Give only one thing: the number of lines that include the word "WellFood".

___

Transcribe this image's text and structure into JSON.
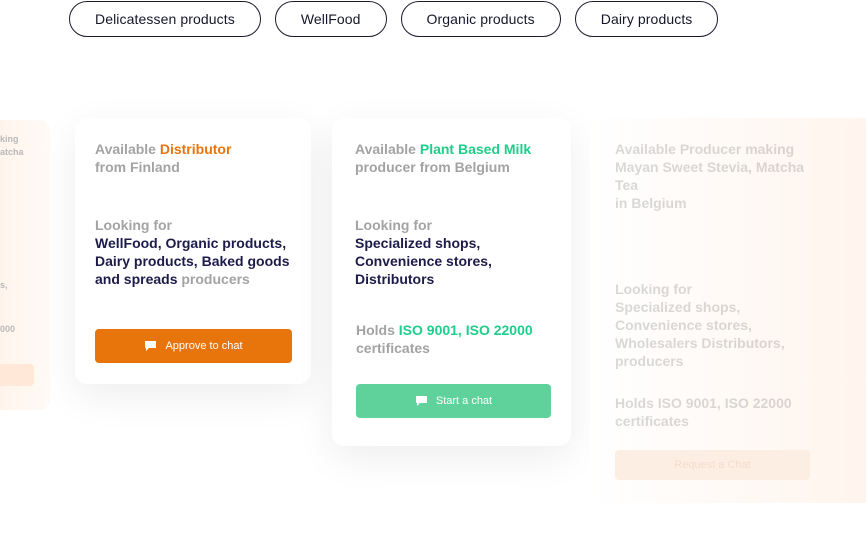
{
  "tags": [
    "Delicatessen products",
    "WellFood",
    "Organic products",
    "Dairy products"
  ],
  "left_card": {
    "line1": "king",
    "line2": "atcha",
    "line3": "s,",
    "line4": "000"
  },
  "card1": {
    "available": "Available ",
    "highlight": "Distributor",
    "origin": "from Finland",
    "looking_label": "Looking for",
    "looking_items": "WellFood, Organic products, Dairy products, Baked goods and spreads",
    "looking_suffix": " producers",
    "button": "Approve to chat"
  },
  "card2": {
    "available": "Available ",
    "highlight": "Plant Based Milk",
    "origin": "producer from Belgium",
    "looking_label": "Looking for",
    "looking_items": "Specialized shops, Convenience stores, Distributors",
    "holds_label": "Holds ",
    "certs": "ISO 9001, ISO 22000",
    "certs_suffix": "certificates",
    "button": "Start a chat"
  },
  "card3": {
    "available": "Available Producer making Mayan Sweet Stevia, Matcha Tea",
    "origin": "in Belgium",
    "looking_label": "Looking for",
    "looking_items": "Specialized shops, Convenience stores, Wholesalers Distributors,",
    "looking_suffix": "producers",
    "holds": "Holds ISO 9001, ISO 22000",
    "certs_suffix": "certificates",
    "button": "Request a Chat"
  },
  "colors": {
    "accent_orange": "#e8740c",
    "accent_green": "#1fce8a",
    "button_green": "#5ed29a",
    "navy": "#1d1b4a",
    "grey": "#a3a3a3"
  }
}
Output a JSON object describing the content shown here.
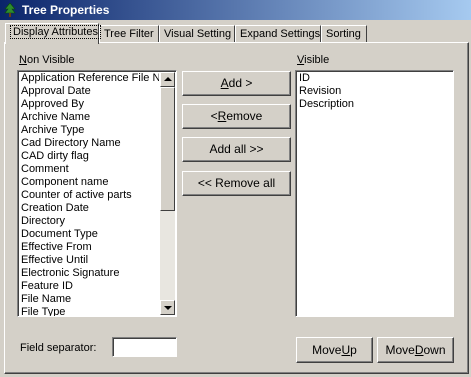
{
  "window": {
    "title": "Tree Properties"
  },
  "tabs": [
    {
      "label": "Display Attributes",
      "active": true
    },
    {
      "label": "Tree Filter"
    },
    {
      "label": "Visual Setting"
    },
    {
      "label": "Expand Settings"
    },
    {
      "label": "Sorting"
    }
  ],
  "non_visible": {
    "label_mnemonic": "N",
    "label_rest": "on Visible",
    "items": [
      "Application Reference File Na",
      "Approval Date",
      "Approved By",
      "Archive Name",
      "Archive Type",
      "Cad Directory Name",
      "CAD dirty flag",
      "Comment",
      "Component name",
      "Counter of active parts",
      "Creation Date",
      "Directory",
      "Document Type",
      "Effective From",
      "Effective Until",
      "Electronic Signature",
      "Feature ID",
      "File Name",
      "File Type"
    ]
  },
  "visible": {
    "label_mnemonic": "V",
    "label_rest": "isible",
    "items": [
      "ID",
      "Revision",
      "Description"
    ]
  },
  "buttons": {
    "add": {
      "pre": "",
      "mn": "A",
      "post": "dd >"
    },
    "remove": {
      "pre": "< ",
      "mn": "R",
      "post": "emove"
    },
    "add_all": {
      "pre": "Add all >>",
      "mn": "",
      "post": ""
    },
    "remove_all": {
      "pre": "<< Remove all",
      "mn": "",
      "post": ""
    },
    "move_up": {
      "pre": "Move ",
      "mn": "U",
      "post": "p"
    },
    "move_down": {
      "pre": "Move ",
      "mn": "D",
      "post": "own"
    }
  },
  "field_separator": {
    "label": "Field separator:",
    "value": ""
  }
}
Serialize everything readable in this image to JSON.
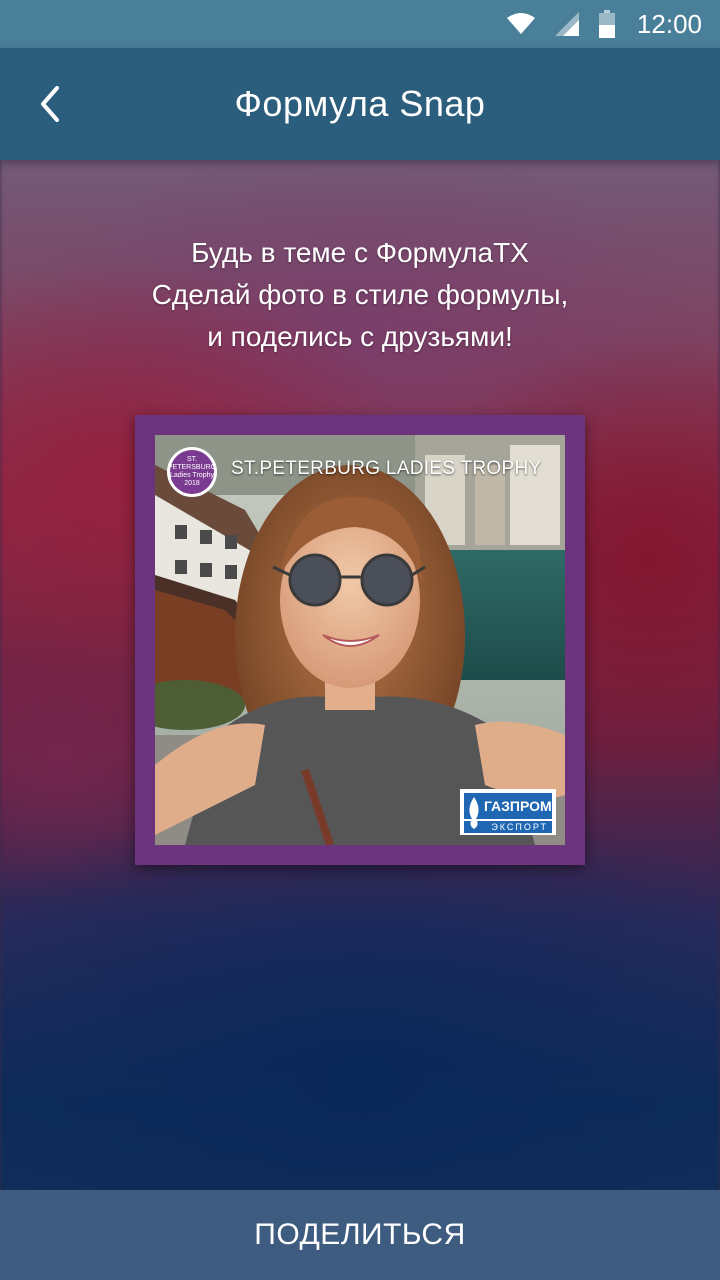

___

Worked solution: 2